§ **What is asked**: The entries below should be quoted exactly, with no pictures carried over.

§ **Dataset rows**:
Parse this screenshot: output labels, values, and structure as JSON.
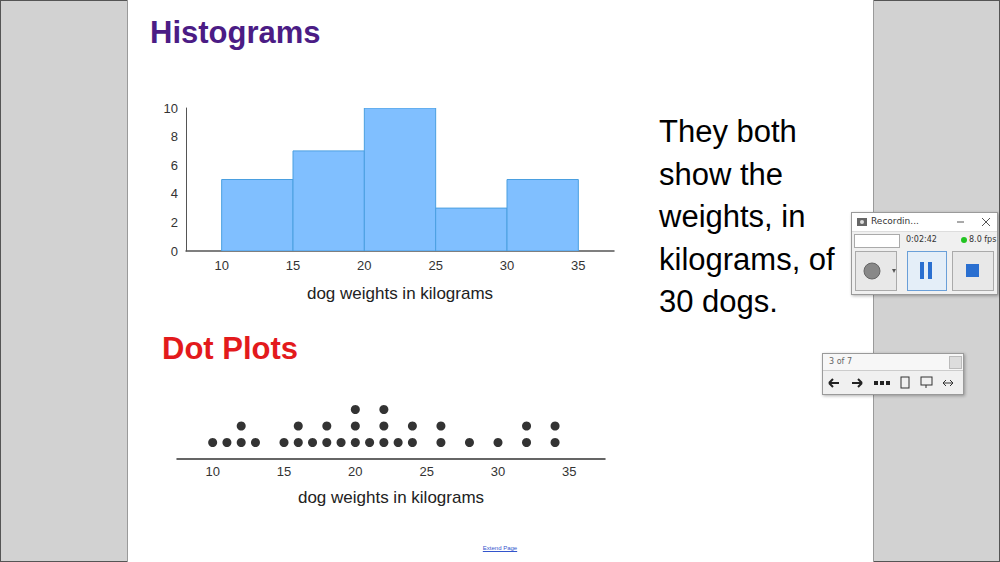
{
  "chart_data": [
    {
      "type": "histogram",
      "title": "Histograms",
      "bins": [
        10,
        15,
        20,
        25,
        30,
        35
      ],
      "values": [
        5,
        7,
        10,
        3,
        5
      ],
      "color": "#80bfff",
      "xlabel": "dog weights in kilograms",
      "xlim": [
        7.5,
        37.5
      ],
      "xticks": [
        10,
        15,
        20,
        25,
        30,
        35
      ],
      "ylim": [
        0,
        10
      ],
      "yticks": [
        0,
        2,
        4,
        6,
        8,
        10
      ],
      "grid": false
    },
    {
      "type": "dot",
      "title": "Dot Plots",
      "x": [
        10,
        11,
        12,
        13,
        15,
        16,
        17,
        18,
        19,
        20,
        21,
        22,
        23,
        24,
        26,
        28,
        30,
        32,
        34
      ],
      "values": [
        1,
        1,
        2,
        1,
        1,
        2,
        1,
        2,
        1,
        3,
        1,
        3,
        1,
        2,
        2,
        1,
        1,
        2,
        2
      ],
      "color": "#000000",
      "xlabel": "dog weights in kilograms",
      "xlim": [
        7.5,
        37.5
      ],
      "xticks": [
        10,
        15,
        20,
        25,
        30,
        35
      ],
      "tick_labels": "x",
      "grid": false
    }
  ],
  "page": {
    "note": [
      "They both",
      "show the",
      "weights, in",
      "kilograms, of",
      "30 dogs."
    ],
    "recorder": {
      "title": "Recordin...",
      "time": "0:02:42",
      "fps": "8.0 fps"
    },
    "pager": "3 of 7",
    "footer": "Extend Page"
  }
}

§ **Completed task**:
Parse this screenshot: output labels, values, and structure as JSON.
{
  "chart_data": [
    {
      "type": "histogram",
      "title": "Histograms",
      "bins": [
        10,
        15,
        20,
        25,
        30,
        35
      ],
      "values": [
        5,
        7,
        10,
        3,
        5
      ],
      "color": "#80bfff",
      "xlabel": "dog weights in kilograms",
      "xlim": [
        7.5,
        37.5
      ],
      "xticks": [
        10,
        15,
        20,
        25,
        30,
        35
      ],
      "ylim": [
        0,
        10
      ],
      "yticks": [
        0,
        2,
        4,
        6,
        8,
        10
      ],
      "grid": false
    },
    {
      "type": "dot",
      "title": "Dot Plots",
      "x": [
        10,
        11,
        12,
        13,
        15,
        16,
        17,
        18,
        19,
        20,
        21,
        22,
        23,
        24,
        26,
        28,
        30,
        32,
        34
      ],
      "values": [
        1,
        1,
        2,
        1,
        1,
        2,
        1,
        2,
        1,
        3,
        1,
        3,
        1,
        2,
        2,
        1,
        1,
        2,
        2
      ],
      "color": "#000000",
      "xlabel": "dog weights in kilograms",
      "xlim": [
        7.5,
        37.5
      ],
      "xticks": [
        10,
        15,
        20,
        25,
        30,
        35
      ],
      "tick_labels": "x",
      "grid": false
    }
  ],
  "page": {
    "note": [
      "They both",
      "show the",
      "weights, in",
      "kilograms, of",
      "30 dogs."
    ],
    "recorder": {
      "title": "Recordin...",
      "time": "0:02:42",
      "fps": "8.0 fps"
    },
    "pager": "3 of 7",
    "footer": "Extend Page"
  }
}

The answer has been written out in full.